• [Work instructions] State how many lines of the entries below hold the word "Carolina"; reply with nothing but the number.

• [The input]
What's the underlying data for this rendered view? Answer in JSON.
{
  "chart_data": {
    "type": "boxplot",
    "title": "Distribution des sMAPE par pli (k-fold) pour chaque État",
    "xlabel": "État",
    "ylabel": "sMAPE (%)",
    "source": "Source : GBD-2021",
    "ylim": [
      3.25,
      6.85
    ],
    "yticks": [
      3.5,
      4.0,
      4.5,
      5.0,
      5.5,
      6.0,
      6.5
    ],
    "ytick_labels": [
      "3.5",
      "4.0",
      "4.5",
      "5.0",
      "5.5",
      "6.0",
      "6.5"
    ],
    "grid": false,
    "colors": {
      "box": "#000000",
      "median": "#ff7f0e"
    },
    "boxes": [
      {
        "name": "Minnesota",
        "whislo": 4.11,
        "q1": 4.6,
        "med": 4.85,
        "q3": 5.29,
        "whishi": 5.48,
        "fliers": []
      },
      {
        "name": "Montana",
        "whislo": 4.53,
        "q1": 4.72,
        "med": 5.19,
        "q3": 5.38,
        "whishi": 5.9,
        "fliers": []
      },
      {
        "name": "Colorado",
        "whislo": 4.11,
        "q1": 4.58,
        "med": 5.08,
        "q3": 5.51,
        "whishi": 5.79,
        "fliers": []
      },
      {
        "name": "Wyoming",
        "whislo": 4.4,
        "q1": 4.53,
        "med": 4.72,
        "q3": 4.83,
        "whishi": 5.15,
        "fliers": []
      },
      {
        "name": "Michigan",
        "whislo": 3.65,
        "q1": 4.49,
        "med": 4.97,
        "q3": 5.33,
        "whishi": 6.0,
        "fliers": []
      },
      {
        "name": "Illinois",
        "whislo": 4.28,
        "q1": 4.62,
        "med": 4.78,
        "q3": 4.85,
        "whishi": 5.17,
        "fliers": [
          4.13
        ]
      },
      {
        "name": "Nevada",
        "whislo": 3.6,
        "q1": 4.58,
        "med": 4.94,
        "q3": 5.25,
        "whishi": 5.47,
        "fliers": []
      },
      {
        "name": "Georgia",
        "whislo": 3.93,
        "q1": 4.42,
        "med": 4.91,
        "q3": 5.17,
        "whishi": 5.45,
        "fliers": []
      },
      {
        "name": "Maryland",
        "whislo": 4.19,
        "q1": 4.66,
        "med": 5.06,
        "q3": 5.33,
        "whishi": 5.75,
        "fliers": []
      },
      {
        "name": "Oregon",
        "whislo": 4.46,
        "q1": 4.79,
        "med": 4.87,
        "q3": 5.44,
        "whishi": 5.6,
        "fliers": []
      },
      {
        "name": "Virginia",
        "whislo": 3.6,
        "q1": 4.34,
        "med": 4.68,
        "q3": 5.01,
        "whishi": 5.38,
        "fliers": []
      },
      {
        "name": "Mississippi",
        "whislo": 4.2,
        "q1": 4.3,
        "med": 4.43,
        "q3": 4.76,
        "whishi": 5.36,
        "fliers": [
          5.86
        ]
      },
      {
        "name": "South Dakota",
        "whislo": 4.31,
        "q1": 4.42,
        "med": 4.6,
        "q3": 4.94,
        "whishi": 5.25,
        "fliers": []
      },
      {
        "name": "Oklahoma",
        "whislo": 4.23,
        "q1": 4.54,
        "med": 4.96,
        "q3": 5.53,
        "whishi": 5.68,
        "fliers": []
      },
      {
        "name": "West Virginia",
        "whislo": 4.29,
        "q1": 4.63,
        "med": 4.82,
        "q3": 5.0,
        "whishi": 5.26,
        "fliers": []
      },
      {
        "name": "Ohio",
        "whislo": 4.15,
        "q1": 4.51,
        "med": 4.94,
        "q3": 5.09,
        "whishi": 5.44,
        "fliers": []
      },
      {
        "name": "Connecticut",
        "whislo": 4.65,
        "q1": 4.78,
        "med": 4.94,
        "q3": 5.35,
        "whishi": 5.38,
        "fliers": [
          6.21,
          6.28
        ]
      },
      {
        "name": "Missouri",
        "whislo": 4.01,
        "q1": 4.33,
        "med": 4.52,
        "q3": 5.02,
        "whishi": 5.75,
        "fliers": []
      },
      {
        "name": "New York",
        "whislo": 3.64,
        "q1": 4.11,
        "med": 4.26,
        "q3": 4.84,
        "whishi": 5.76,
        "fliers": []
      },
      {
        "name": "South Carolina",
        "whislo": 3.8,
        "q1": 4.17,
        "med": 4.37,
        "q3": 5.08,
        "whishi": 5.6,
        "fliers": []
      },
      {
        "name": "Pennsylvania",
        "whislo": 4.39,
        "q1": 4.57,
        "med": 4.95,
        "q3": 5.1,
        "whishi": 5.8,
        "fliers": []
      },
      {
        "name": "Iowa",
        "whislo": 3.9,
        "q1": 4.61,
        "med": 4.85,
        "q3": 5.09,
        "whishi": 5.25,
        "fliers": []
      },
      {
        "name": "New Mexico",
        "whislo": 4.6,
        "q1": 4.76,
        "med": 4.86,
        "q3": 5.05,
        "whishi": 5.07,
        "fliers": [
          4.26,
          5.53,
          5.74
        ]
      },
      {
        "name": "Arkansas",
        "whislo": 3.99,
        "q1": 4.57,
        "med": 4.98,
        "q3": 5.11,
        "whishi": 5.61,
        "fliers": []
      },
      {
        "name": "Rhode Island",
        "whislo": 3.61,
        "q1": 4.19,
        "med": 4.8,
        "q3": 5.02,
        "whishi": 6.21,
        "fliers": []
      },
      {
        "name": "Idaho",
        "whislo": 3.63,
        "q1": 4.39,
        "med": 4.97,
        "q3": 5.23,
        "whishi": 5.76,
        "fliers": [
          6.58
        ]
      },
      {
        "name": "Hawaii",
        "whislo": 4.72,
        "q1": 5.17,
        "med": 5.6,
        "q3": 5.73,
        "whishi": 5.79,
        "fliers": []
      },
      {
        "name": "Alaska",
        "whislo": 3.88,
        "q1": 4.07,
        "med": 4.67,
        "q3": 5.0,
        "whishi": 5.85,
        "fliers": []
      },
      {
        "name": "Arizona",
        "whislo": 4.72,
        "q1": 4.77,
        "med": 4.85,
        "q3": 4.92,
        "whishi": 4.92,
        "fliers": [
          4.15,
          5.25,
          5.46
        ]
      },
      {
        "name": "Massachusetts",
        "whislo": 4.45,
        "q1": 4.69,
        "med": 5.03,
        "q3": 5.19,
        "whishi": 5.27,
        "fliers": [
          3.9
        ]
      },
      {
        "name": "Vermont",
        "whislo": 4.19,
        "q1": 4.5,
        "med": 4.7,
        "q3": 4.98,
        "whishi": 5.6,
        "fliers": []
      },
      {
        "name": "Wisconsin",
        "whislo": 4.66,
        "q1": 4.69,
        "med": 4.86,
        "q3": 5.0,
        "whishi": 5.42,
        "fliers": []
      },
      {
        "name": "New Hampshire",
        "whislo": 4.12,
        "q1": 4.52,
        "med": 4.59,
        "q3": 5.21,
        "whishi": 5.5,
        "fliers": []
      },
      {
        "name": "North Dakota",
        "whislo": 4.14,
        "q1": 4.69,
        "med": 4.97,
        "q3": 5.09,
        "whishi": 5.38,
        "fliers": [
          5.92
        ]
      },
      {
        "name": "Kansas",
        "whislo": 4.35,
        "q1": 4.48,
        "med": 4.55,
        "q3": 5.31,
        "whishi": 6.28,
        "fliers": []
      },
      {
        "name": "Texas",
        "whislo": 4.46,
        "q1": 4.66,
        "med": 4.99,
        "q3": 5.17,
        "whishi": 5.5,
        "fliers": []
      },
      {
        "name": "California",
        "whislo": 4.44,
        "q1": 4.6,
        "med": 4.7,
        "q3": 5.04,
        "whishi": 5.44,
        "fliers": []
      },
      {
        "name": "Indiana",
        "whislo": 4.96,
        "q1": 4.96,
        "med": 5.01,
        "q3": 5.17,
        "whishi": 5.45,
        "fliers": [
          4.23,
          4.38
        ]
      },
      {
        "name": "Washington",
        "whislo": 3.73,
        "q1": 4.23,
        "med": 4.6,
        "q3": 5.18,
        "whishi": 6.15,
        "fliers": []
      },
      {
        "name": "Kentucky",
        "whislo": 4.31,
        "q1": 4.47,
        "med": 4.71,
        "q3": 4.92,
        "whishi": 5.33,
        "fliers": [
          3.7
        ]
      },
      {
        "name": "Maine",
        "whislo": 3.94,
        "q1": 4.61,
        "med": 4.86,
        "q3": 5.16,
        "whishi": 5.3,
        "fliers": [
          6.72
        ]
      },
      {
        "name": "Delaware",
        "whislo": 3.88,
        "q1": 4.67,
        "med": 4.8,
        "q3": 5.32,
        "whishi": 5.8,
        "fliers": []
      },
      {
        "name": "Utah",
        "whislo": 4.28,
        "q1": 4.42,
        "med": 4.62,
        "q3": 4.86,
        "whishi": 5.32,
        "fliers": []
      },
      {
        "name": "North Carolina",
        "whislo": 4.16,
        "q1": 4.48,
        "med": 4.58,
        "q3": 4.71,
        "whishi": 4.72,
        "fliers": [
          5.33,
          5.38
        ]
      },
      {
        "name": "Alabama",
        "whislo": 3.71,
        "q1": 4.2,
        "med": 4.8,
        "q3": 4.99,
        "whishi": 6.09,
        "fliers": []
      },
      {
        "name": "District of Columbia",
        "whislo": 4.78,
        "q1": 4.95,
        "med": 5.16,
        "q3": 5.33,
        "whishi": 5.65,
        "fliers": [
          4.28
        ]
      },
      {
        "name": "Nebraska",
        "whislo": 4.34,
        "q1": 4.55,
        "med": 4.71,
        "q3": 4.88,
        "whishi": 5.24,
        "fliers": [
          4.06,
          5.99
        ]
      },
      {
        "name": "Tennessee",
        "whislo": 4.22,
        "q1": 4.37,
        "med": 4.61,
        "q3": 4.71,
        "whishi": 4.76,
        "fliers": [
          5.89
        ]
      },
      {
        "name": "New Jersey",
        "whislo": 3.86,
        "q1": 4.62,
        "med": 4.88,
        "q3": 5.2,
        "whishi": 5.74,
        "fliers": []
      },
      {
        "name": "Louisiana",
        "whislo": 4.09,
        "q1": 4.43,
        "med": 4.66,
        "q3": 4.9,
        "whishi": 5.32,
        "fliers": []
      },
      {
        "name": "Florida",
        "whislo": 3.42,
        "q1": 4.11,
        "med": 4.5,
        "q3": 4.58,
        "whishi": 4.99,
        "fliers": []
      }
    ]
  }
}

• [Exercise answer] 2